▶ [Problem]: Retype the material below. Keep every word exactly as it is.

▶ [Entries supplied]:

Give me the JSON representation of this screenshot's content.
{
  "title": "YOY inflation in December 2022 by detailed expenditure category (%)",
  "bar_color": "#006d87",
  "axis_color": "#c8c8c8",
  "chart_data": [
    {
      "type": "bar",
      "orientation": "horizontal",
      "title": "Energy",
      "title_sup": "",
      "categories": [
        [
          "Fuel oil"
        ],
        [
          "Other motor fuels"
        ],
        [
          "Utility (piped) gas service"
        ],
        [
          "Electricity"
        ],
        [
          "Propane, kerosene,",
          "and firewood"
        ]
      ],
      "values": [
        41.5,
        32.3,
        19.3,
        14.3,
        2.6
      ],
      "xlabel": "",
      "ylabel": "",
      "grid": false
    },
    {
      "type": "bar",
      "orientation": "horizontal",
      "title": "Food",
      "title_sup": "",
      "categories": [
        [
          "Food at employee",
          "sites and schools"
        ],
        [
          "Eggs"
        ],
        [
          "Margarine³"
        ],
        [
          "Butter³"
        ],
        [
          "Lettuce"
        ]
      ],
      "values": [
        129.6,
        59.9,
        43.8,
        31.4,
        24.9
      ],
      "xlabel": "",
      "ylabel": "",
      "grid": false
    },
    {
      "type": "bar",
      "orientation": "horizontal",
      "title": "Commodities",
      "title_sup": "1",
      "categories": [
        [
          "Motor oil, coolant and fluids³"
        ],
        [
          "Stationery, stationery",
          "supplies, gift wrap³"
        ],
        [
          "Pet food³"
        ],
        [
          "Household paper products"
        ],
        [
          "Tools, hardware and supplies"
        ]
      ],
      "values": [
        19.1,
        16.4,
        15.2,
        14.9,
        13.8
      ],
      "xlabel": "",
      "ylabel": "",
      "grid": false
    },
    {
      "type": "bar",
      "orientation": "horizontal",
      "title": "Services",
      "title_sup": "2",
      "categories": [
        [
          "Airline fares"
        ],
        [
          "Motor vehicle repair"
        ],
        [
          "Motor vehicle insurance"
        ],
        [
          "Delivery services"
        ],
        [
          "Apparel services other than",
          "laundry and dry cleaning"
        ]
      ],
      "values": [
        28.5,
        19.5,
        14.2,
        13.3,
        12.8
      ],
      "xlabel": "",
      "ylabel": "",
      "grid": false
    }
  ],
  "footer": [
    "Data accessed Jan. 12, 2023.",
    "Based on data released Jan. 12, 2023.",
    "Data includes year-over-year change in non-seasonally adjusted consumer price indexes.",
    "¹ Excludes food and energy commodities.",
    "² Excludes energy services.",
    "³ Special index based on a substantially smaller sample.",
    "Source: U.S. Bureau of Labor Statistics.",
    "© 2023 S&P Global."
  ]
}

▶ [Finished task]:
Give me the JSON representation of this screenshot's content.
{
  "title": "YOY inflation in December 2022 by detailed expenditure category (%)",
  "bar_color": "#006d87",
  "axis_color": "#c8c8c8",
  "chart_data": [
    {
      "type": "bar",
      "orientation": "horizontal",
      "title": "Energy",
      "title_sup": "",
      "categories": [
        [
          "Fuel oil"
        ],
        [
          "Other motor fuels"
        ],
        [
          "Utility (piped) gas service"
        ],
        [
          "Electricity"
        ],
        [
          "Propane, kerosene,",
          "and firewood"
        ]
      ],
      "values": [
        41.5,
        32.3,
        19.3,
        14.3,
        2.6
      ],
      "xlabel": "",
      "ylabel": "",
      "grid": false
    },
    {
      "type": "bar",
      "orientation": "horizontal",
      "title": "Food",
      "title_sup": "",
      "categories": [
        [
          "Food at employee",
          "sites and schools"
        ],
        [
          "Eggs"
        ],
        [
          "Margarine³"
        ],
        [
          "Butter³"
        ],
        [
          "Lettuce"
        ]
      ],
      "values": [
        129.6,
        59.9,
        43.8,
        31.4,
        24.9
      ],
      "xlabel": "",
      "ylabel": "",
      "grid": false
    },
    {
      "type": "bar",
      "orientation": "horizontal",
      "title": "Commodities",
      "title_sup": "1",
      "categories": [
        [
          "Motor oil, coolant and fluids³"
        ],
        [
          "Stationery, stationery",
          "supplies, gift wrap³"
        ],
        [
          "Pet food³"
        ],
        [
          "Household paper products"
        ],
        [
          "Tools, hardware and supplies"
        ]
      ],
      "values": [
        19.1,
        16.4,
        15.2,
        14.9,
        13.8
      ],
      "xlabel": "",
      "ylabel": "",
      "grid": false
    },
    {
      "type": "bar",
      "orientation": "horizontal",
      "title": "Services",
      "title_sup": "2",
      "categories": [
        [
          "Airline fares"
        ],
        [
          "Motor vehicle repair"
        ],
        [
          "Motor vehicle insurance"
        ],
        [
          "Delivery services"
        ],
        [
          "Apparel services other than",
          "laundry and dry cleaning"
        ]
      ],
      "values": [
        28.5,
        19.5,
        14.2,
        13.3,
        12.8
      ],
      "xlabel": "",
      "ylabel": "",
      "grid": false
    }
  ],
  "footer": [
    "Data accessed Jan. 12, 2023.",
    "Based on data released Jan. 12, 2023.",
    "Data includes year-over-year change in non-seasonally adjusted consumer price indexes.",
    "¹ Excludes food and energy commodities.",
    "² Excludes energy services.",
    "³ Special index based on a substantially smaller sample.",
    "Source: U.S. Bureau of Labor Statistics.",
    "© 2023 S&P Global."
  ]
}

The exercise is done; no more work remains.